___ RECORDS

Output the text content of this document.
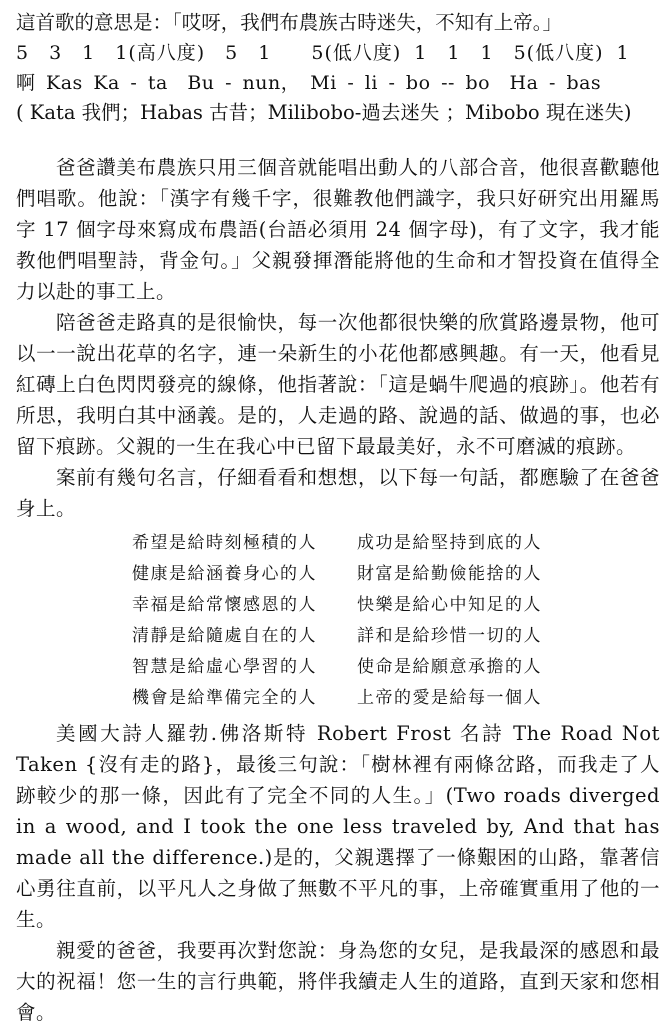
這首歌的意思是：「哎呀，我們布農族古時迷失，不知有上帝。」
5　3　1　1(高八度)　5　1　　5(低八度) 1　1　1　5(低八度) 1
啊 Kas Ka - ta　Bu - nun，　Mi - li - bo -- bo　Ha - bas
( Kata 我們；Habas 古昔；Milibobo-過去迷失 ；Mibobo 現在迷失)

爸爸讚美布農族只用三個音就能唱出動人的八部合音，他很喜歡聽他們唱歌。他說：「漢字有幾千字，很難教他們識字，我只好研究出用羅馬字 17 個字母來寫成布農語(台語必須用 24 個字母)，有了文字，我才能教他們唱聖詩，背金句。」父親發揮潛能將他的生命和才智投資在值得全力以赴的事工上。

陪爸爸走路真的是很愉快，每一次他都很快樂的欣賞路邊景物，他可以一一說出花草的名字，連一朵新生的小花他都感興趣。有一天，他看見紅磚上白色閃閃發亮的線條，他指著說：「這是蝸牛爬過的痕跡」。他若有所思，我明白其中涵義。是的，人走過的路、說過的話、做過的事，也必留下痕跡。父親的一生在我心中已留下最最美好，永不可磨滅的痕跡。

案前有幾句名言，仔細看看和想想，以下每一句話，都應驗了在爸爸身上。

希望是給時刻極積的人 成功是給堅持到底的人
健康是給涵養身心的人 財富是給勤儉能捨的人
幸福是給常懷感恩的人 快樂是給心中知足的人
清靜是給隨處自在的人 詳和是給珍惜一切的人
智慧是給虛心學習的人 使命是給願意承擔的人
機會是給準備完全的人 上帝的愛是給每一個人

美國大詩人羅勃.佛洛斯特 Robert Frost 名詩 The Road Not Taken {沒有走的路}，最後三句說：「樹林裡有兩條岔路，而我走了人跡較少的那一條，因此有了完全不同的人生。」(Two roads diverged in a wood, and I took the one less traveled by, And that has made all the difference.)是的，父親選擇了一條艱困的山路，靠著信心勇往直前，以平凡人之身做了無數不平凡的事，上帝確實重用了他的一生。

親愛的爸爸，我要再次對您說：身為您的女兒，是我最深的感恩和最大的祝福！您一生的言行典範，將伴我續走人生的道路，直到天家和您相會。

______

- **WORK REQUIRED**
Give an exact reproduction of every line, leaving out any picture.

- **SOLUTION TO THIS TASK**
Output the text content of this document.
這首歌的意思是：「哎呀，我們布農族古時迷失，不知有上帝。」
5　3　1　1(高八度)　5　1　　5(低八度) 1　1　1　5(低八度) 1
啊 Kas Ka - ta　Bu - nun，　Mi - li - bo -- bo　Ha - bas
( Kata 我們；Habas 古昔；Milibobo-過去迷失 ；Mibobo 現在迷失)

爸爸讚美布農族只用三個音就能唱出動人的八部合音，他很喜歡聽他們唱歌。他說：「漢字有幾千字，很難教他們識字，我只好研究出用羅馬字 17 個字母來寫成布農語(台語必須用 24 個字母)，有了文字，我才能教他們唱聖詩，背金句。」父親發揮潛能將他的生命和才智投資在值得全力以赴的事工上。

陪爸爸走路真的是很愉快，每一次他都很快樂的欣賞路邊景物，他可以一一說出花草的名字，連一朵新生的小花他都感興趣。有一天，他看見紅磚上白色閃閃發亮的線條，他指著說：「這是蝸牛爬過的痕跡」。他若有所思，我明白其中涵義。是的，人走過的路、說過的話、做過的事，也必留下痕跡。父親的一生在我心中已留下最最美好，永不可磨滅的痕跡。

案前有幾句名言，仔細看看和想想，以下每一句話，都應驗了在爸爸身上。

希望是給時刻極積的人 成功是給堅持到底的人
健康是給涵養身心的人 財富是給勤儉能捨的人
幸福是給常懷感恩的人 快樂是給心中知足的人
清靜是給隨處自在的人 詳和是給珍惜一切的人
智慧是給虛心學習的人 使命是給願意承擔的人
機會是給準備完全的人 上帝的愛是給每一個人

美國大詩人羅勃.佛洛斯特 Robert Frost 名詩 The Road Not Taken {沒有走的路}，最後三句說：「樹林裡有兩條岔路，而我走了人跡較少的那一條，因此有了完全不同的人生。」(Two roads diverged in a wood, and I took the one less traveled by, And that has made all the difference.)是的，父親選擇了一條艱困的山路，靠著信心勇往直前，以平凡人之身做了無數不平凡的事，上帝確實重用了他的一生。

親愛的爸爸，我要再次對您說：身為您的女兒，是我最深的感恩和最大的祝福！您一生的言行典範，將伴我續走人生的道路，直到天家和您相會。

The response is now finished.